• **TEXT SEGMENT**:
Yes, but with who? I think it's a declaration of intent to share with the person specified in the "to:", "cc:" and "bcc:" fields, but not with Google.


Unless they've somehow overlooked something, surely their terms of service will?


The terms of service are an agreement with their users, not with third parties who are emailing their users.


I see where you're coming from, and IANAL etc, but this surely must be a solved problem? For at least the last 15 years (longer?) we've had web mail where mail you send doesn't go directly to the user but via some other servers. If there is an actual issue here it's going to be a hell of a legal battle.


So they strip the images and show you a text only email and tell you to deal with it.


True, that would close off this avenue. Would be interesting to know if that's how they handle this currently.


There seems to be a lot of misinformation flying around. Here's [0] Google's support doc that clears up some of it.

The most important part is at the end:

"In some cases, senders may be able to know whether an individual has opened a message with unique image links. As always, Gmail scans every message for suspicious content and if Gmail considers a sender or message potentially suspicious, images won’t be displayed and you’ll be asked whether you want to see the images."

So Google apparently does not see read receipts as a problem. The privacy and security protections are about preventing other information (like ip, browser headers, cookies) from leaking, rather than read notifications.

If you care about maintaining your privacy, I would recommend disabling the new functionality.

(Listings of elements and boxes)
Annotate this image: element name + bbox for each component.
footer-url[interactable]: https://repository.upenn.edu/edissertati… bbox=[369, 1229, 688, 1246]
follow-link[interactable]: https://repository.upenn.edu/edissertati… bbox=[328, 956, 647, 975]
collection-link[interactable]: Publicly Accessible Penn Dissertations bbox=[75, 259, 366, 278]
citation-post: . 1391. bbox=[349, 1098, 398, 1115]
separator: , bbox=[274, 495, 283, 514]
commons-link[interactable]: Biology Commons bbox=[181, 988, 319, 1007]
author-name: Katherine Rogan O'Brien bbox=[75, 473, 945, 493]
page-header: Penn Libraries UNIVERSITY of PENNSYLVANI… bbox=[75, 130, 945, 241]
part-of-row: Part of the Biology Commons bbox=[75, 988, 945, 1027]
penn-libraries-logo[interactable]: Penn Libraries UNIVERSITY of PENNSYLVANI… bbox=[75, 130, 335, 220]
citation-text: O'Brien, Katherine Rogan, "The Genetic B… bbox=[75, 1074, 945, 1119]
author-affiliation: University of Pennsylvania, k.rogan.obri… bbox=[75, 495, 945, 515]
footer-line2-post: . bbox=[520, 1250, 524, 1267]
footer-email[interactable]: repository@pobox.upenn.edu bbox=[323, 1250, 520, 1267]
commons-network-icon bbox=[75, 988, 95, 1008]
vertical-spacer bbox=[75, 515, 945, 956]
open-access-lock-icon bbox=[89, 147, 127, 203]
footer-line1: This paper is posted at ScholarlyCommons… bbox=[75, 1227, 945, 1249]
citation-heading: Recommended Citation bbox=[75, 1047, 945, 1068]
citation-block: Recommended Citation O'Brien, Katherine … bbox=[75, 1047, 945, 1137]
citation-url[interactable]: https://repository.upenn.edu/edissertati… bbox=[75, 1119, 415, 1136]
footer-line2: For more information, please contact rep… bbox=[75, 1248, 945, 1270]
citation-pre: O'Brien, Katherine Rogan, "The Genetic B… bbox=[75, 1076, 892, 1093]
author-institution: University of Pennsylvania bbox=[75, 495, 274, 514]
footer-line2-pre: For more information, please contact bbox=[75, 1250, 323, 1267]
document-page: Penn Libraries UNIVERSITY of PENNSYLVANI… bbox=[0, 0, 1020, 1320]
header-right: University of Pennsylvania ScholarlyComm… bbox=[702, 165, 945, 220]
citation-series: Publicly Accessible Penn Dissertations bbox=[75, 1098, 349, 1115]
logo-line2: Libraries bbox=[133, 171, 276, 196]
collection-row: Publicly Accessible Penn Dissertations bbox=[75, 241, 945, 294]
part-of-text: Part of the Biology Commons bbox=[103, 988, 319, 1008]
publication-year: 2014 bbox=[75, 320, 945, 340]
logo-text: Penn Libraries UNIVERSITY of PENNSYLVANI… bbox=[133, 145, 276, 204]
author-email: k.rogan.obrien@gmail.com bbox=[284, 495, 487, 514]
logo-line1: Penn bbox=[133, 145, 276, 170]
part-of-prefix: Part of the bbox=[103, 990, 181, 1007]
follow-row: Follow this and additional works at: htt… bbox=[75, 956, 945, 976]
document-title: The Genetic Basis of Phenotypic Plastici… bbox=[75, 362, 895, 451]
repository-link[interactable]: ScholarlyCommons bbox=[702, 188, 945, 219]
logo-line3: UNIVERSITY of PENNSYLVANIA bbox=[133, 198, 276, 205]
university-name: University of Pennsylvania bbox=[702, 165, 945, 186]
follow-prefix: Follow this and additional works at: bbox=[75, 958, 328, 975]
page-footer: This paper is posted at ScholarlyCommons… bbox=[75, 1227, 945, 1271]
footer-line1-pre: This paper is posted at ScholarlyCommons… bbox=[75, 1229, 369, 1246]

• **GOALS**:
• 1. In the thread about Gmail images and read receipts, what do the privacy and security protections aim to keep from leaking?
• 2. Resume the thread about Gmail images and read receipts after its final sentence.

• **ANSWERS TO THE PROBLEMS**:
• 1. Other information, such as IP, browser headers and cookies, rather than read notifications.

• 2.
[0] https://support.google.com/mail/answer/145919?hl=en&ctx=mail


Wow, I'm amazed by this. I was convinced that Google wouldn't have rolled out this new feature unless they had a way to avoid this sort of tracking. Isn't this exactly the privacy issue that led clients to adopt "Don't display images automatically by default" in the first place?

(Why wouldn't they let users combine this behavior with the old one? That is, don't display images by default, but if you choose to display them anyway, get the file from Google's proxy server.)


They do combine those behaviors. The proxying is on for everybody, regardless of whether you disable showing images automatically.


Actually, the most serious reason (and the reason why not displaying images was introduced in the first place for unknown senders) was the potential for exploits triggered via embedded images, e.g. http://news.netcraft.com/archives/2004/09/17/exploit_for_mic... or even just using it to bypass firewalls by having someone inside an organization execute a GET request (via img src=) from a browser inside the firewall. (P.S. This is one reason why write operations should always use POST...)


I thought "Don't display images automatically by default" was a response to porn images.


These two statements of yours seem at odds with each other:

"The privacy and security protections are about preventing other information (like ip, browser headers, cookies) from leaking, rather than read notifications."

"If you care about maintaining your privacy, I would recommend disabling the new functionality."


"Disabling the new functionality" refers to maintaing the old behavior of hiding images by default. This means that you're leaking nothing unless you explicitly decide to. This does not appear to disable the proxying, though, so you're still covered by these additional protections when you do explicitly show images.


What he meant is to disable the new functionality and revert to the default blocking of any images, which is definitely the most privacy-preserving option.

The new functionality seems to by default enable read notifications as Google seems to load all images by default. Unless that's false. Then it should have no impact on privacy.


The options are "Display images via this proxy mode that still leaks some privacy" and "don't display images. 100% privacy".


When I just tried disabling it, the images that were displayed after I clicked 'Display Images Below' all still went through the proxy.


It's a delivery receipt, not a read receipt. Delivery receipts already exist, in the sense that Google will tell (non-suspicious) senders if the message is deliverable.

Gmail is pre-fetching the image as part of the message.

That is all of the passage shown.